◆ Goal ◆
Search the listing below for the word "Перехов" and copy each line that holds it.

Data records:
+-------+

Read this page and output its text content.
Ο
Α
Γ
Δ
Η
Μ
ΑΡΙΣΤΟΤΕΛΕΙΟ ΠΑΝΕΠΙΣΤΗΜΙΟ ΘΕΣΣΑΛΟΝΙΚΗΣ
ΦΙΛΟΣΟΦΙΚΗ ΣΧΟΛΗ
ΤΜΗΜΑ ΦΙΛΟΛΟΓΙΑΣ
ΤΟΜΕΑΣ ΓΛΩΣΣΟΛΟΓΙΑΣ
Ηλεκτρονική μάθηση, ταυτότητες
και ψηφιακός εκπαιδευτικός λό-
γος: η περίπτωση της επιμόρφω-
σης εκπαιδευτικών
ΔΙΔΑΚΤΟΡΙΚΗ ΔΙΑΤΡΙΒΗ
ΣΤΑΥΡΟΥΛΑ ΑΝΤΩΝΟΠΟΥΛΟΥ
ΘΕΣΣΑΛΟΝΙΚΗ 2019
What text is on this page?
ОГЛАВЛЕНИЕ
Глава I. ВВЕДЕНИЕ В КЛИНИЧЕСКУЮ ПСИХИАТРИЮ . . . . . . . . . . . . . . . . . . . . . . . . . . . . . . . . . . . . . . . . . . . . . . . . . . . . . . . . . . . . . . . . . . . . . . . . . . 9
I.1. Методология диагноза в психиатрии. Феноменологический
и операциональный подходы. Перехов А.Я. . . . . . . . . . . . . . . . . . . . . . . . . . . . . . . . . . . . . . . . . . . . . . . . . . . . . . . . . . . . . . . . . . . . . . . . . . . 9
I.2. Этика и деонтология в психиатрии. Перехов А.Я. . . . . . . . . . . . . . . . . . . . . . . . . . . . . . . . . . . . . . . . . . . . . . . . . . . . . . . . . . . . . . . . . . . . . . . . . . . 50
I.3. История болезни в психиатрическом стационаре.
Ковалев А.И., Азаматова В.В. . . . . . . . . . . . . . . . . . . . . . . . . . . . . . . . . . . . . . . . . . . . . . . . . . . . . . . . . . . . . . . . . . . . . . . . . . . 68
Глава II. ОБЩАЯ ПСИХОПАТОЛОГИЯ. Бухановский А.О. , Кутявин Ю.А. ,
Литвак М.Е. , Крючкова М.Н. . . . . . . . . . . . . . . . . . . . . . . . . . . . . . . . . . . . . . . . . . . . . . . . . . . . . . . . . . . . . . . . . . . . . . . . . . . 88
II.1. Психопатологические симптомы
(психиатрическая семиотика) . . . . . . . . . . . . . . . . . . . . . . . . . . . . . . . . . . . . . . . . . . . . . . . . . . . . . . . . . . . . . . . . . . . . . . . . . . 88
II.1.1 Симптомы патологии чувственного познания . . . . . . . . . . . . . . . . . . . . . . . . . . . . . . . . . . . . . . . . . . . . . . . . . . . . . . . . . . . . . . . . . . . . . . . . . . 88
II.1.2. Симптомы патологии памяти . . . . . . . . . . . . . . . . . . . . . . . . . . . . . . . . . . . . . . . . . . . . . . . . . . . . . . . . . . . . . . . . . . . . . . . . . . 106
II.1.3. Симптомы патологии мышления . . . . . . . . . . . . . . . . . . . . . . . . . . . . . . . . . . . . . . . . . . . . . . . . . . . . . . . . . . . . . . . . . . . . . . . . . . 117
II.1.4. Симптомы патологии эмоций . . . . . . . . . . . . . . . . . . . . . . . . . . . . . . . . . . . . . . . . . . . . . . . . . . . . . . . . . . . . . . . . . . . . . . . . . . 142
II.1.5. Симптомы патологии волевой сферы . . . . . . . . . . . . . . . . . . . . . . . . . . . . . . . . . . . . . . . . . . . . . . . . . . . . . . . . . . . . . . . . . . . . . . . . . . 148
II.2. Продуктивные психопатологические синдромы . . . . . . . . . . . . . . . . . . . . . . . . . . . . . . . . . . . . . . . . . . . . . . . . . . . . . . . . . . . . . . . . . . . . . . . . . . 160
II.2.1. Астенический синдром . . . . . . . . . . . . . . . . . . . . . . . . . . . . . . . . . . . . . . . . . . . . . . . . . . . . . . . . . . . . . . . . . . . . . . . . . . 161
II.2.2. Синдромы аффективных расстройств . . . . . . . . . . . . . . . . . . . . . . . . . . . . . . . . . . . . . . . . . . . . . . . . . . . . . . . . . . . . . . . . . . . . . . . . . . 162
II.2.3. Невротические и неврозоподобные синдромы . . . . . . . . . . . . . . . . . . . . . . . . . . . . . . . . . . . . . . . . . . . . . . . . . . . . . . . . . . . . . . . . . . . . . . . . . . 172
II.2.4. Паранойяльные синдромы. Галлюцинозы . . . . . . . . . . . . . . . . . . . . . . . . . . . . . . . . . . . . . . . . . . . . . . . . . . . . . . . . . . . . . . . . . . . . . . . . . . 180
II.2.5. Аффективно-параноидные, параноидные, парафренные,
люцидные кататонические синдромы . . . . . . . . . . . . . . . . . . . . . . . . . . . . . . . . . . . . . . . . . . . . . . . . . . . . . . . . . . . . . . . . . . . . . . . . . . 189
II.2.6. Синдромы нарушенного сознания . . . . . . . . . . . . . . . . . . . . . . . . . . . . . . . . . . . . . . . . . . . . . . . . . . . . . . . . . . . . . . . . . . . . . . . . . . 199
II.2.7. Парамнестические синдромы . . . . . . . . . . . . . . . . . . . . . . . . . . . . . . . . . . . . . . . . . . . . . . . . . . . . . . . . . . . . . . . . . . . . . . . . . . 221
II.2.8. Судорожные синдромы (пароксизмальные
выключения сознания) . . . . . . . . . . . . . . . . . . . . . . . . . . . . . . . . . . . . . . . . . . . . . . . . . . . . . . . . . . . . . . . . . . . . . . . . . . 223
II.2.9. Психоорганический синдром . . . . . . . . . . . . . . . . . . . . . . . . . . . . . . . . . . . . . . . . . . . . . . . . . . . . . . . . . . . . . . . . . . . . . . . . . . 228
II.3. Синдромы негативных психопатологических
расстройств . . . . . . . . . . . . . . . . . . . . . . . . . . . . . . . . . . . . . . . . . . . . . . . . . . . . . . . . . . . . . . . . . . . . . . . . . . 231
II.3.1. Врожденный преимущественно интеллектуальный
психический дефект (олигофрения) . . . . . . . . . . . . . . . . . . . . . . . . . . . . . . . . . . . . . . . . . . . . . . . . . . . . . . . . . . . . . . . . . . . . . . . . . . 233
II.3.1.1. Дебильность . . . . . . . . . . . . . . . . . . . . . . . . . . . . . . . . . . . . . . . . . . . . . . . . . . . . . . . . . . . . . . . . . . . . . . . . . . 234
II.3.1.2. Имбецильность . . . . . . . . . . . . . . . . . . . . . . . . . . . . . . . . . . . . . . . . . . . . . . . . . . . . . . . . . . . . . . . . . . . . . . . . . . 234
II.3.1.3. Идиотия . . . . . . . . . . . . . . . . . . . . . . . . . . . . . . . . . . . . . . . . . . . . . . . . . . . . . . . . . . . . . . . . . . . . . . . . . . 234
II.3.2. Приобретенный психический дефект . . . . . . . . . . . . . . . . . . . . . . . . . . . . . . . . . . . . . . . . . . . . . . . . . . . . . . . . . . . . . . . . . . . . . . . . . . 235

+-------+

◆ Full answer ◆
и операциональный подходы. Перехов А.Я. . . . . . . . . . . . . . . . . . . . . . . . . . . . . . . . . . . . . . . . . . . . . . . . . . . . . . . . . . . . . . . . . . . . . . . . . . . 9
I.2. Этика и деонтология в психиатрии. Перехов А.Я. . . . . . . . . . . . . . . . . . . . . . . . . . . . . . . . . . . . . . . . . . . . . . . . . . . . . . . . . . . . . . . . . . . . . . . . . . . 50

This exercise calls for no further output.